WHAT IS ASKED –
Copy out the material below in full, but not its images.

(Collected data entries)

↓↓↓

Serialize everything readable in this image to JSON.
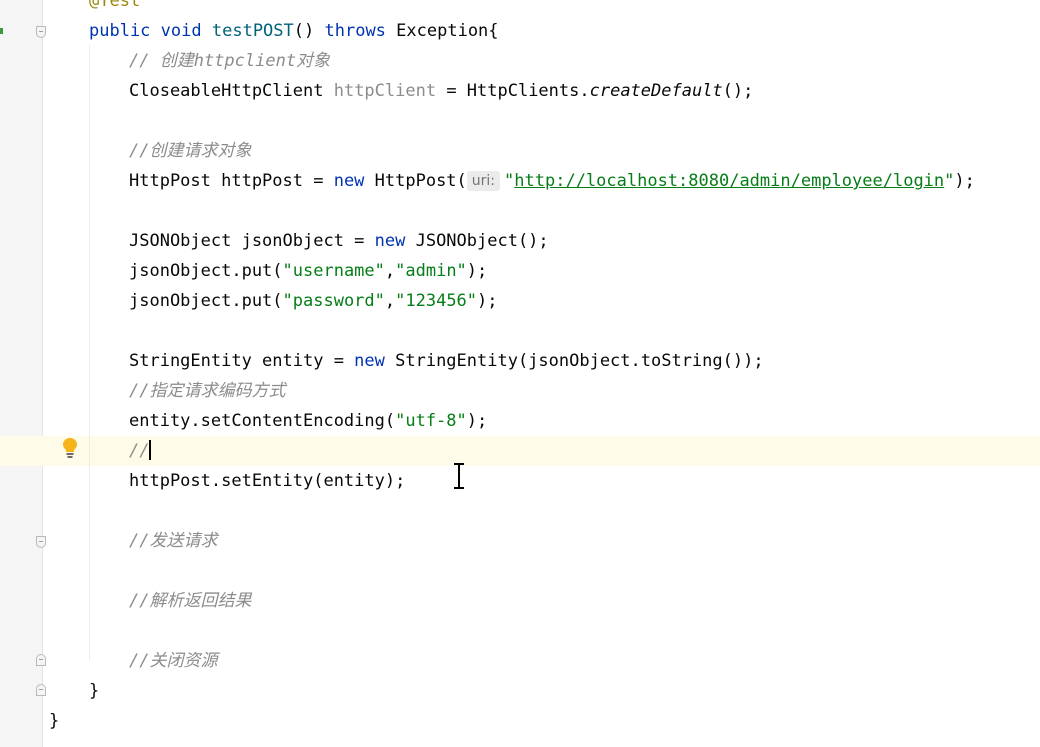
{
  "editor": {
    "annotation": "@Test",
    "method_decl": {
      "kw_public": "public",
      "kw_void": "void",
      "name": "testPOST",
      "paren": "()",
      "kw_throws": "throws",
      "rest": "Exception{"
    },
    "comment_create_client": "// 创建httpclient对象",
    "client_line": {
      "type": "CloseableHttpClient",
      "var": "httpClient",
      "eq": " = HttpClients.",
      "call": "createDefault",
      "end": "();"
    },
    "comment_create_request": "//创建请求对象",
    "post_line": {
      "start": "HttpPost httpPost = ",
      "kw_new": "new",
      "ctor": " HttpPost(",
      "hint": "uri:",
      "q1": "\"",
      "url": "http://localhost:8080/admin/employee/login",
      "q2": "\"",
      "end": ");"
    },
    "json_line": {
      "start": "JSONObject jsonObject = ",
      "kw_new": "new",
      "end": " JSONObject();"
    },
    "put_username": {
      "start": "jsonObject.put(",
      "key": "\"username\"",
      "comma": ",",
      "val": "\"admin\"",
      "end": ");"
    },
    "put_password": {
      "start": "jsonObject.put(",
      "key": "\"password\"",
      "comma": ",",
      "val": "\"123456\"",
      "end": ");"
    },
    "entity_line": {
      "start": "StringEntity entity = ",
      "kw_new": "new",
      "end": " StringEntity(jsonObject.toString());"
    },
    "comment_encoding": "//指定请求编码方式",
    "encoding_line": {
      "start": "entity.setContentEncoding(",
      "val": "\"utf-8\"",
      "end": ");"
    },
    "current_line": "//",
    "set_entity_line": "httpPost.setEntity(entity);",
    "comment_send": "//发送请求",
    "comment_parse": "//解析返回结果",
    "comment_close": "//关闭资源",
    "close_method": "}",
    "close_class": "}"
  },
  "colors": {
    "keyword": "#0033b3",
    "string": "#067d17",
    "comment": "#8c8c8c",
    "current_line": "#fffbe9",
    "bulb": "#f5b419"
  },
  "icons": [
    "lightbulb-icon",
    "text-cursor-icon",
    "fold-marker-icon"
  ]
}
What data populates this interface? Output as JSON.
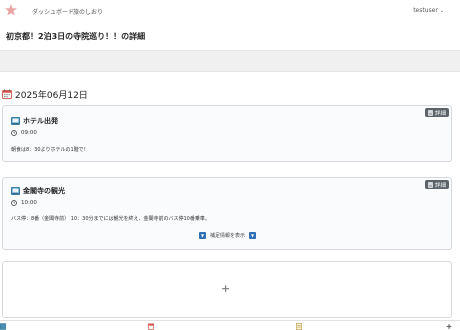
{
  "nav": {
    "dashboard": "ダッシュボード",
    "create": "旅のしおり",
    "user": "testuser"
  },
  "page": {
    "title": "初京都！2泊3日の寺院巡り！！の詳細"
  },
  "day": {
    "date": "2025年06月12日"
  },
  "spots": [
    {
      "title": "ホテル出発",
      "time": "09:00",
      "memo": "朝食は8：30よりホテルの1階で！",
      "detail_label": "詳細"
    },
    {
      "title": "金閣寺の観光",
      "time": "10:00",
      "memo": "バス停：8番（金閣寺前） 10：30分までには観光を終え、金閣寺前のバス停10番乗車。",
      "detail_label": "詳細",
      "toggle_label": "補足情報を表示"
    }
  ],
  "add": {
    "symbol": "+"
  },
  "colors": {
    "accent": "#2f6fb3",
    "detail_button": "#5c636a",
    "card_bg": "#fafbfc"
  }
}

↑↑↑

WRITTEN SOLUTION –
Serialize everything readable in this image to JSON.
{
  "editor": {
    "annotation": "@Test",
    "method_decl": {
      "kw_public": "public",
      "kw_void": "void",
      "name": "testPOST",
      "paren": "()",
      "kw_throws": "throws",
      "rest": "Exception{"
    },
    "comment_create_client": "// 创建httpclient对象",
    "client_line": {
      "type": "CloseableHttpClient",
      "var": "httpClient",
      "eq": " = HttpClients.",
      "call": "createDefault",
      "end": "();"
    },
    "comment_create_request": "//创建请求对象",
    "post_line": {
      "start": "HttpPost httpPost = ",
      "kw_new": "new",
      "ctor": " HttpPost(",
      "hint": "uri:",
      "q1": "\"",
      "url": "http://localhost:8080/admin/employee/login",
      "q2": "\"",
      "end": ");"
    },
    "json_line": {
      "start": "JSONObject jsonObject = ",
      "kw_new": "new",
      "end": " JSONObject();"
    },
    "put_username": {
      "start": "jsonObject.put(",
      "key": "\"username\"",
      "comma": ",",
      "val": "\"admin\"",
      "end": ");"
    },
    "put_password": {
      "start": "jsonObject.put(",
      "key": "\"password\"",
      "comma": ",",
      "val": "\"123456\"",
      "end": ");"
    },
    "entity_line": {
      "start": "StringEntity entity = ",
      "kw_new": "new",
      "end": " StringEntity(jsonObject.toString());"
    },
    "comment_encoding": "//指定请求编码方式",
    "encoding_line": {
      "start": "entity.setContentEncoding(",
      "val": "\"utf-8\"",
      "end": ");"
    },
    "current_line": "//",
    "set_entity_line": "httpPost.setEntity(entity);",
    "comment_send": "//发送请求",
    "comment_parse": "//解析返回结果",
    "comment_close": "//关闭资源",
    "close_method": "}",
    "close_class": "}"
  },
  "colors": {
    "keyword": "#0033b3",
    "string": "#067d17",
    "comment": "#8c8c8c",
    "current_line": "#fffbe9",
    "bulb": "#f5b419"
  },
  "icons": [
    "lightbulb-icon",
    "text-cursor-icon",
    "fold-marker-icon"
  ]
}
What data populates this interface? Output as JSON.
{
  "nav": {
    "dashboard": "ダッシュボード",
    "create": "旅のしおり",
    "user": "testuser"
  },
  "page": {
    "title": "初京都！2泊3日の寺院巡り！！の詳細"
  },
  "day": {
    "date": "2025年06月12日"
  },
  "spots": [
    {
      "title": "ホテル出発",
      "time": "09:00",
      "memo": "朝食は8：30よりホテルの1階で！",
      "detail_label": "詳細"
    },
    {
      "title": "金閣寺の観光",
      "time": "10:00",
      "memo": "バス停：8番（金閣寺前） 10：30分までには観光を終え、金閣寺前のバス停10番乗車。",
      "detail_label": "詳細",
      "toggle_label": "補足情報を表示"
    }
  ],
  "add": {
    "symbol": "+"
  },
  "colors": {
    "accent": "#2f6fb3",
    "detail_button": "#5c636a",
    "card_bg": "#fafbfc"
  }
}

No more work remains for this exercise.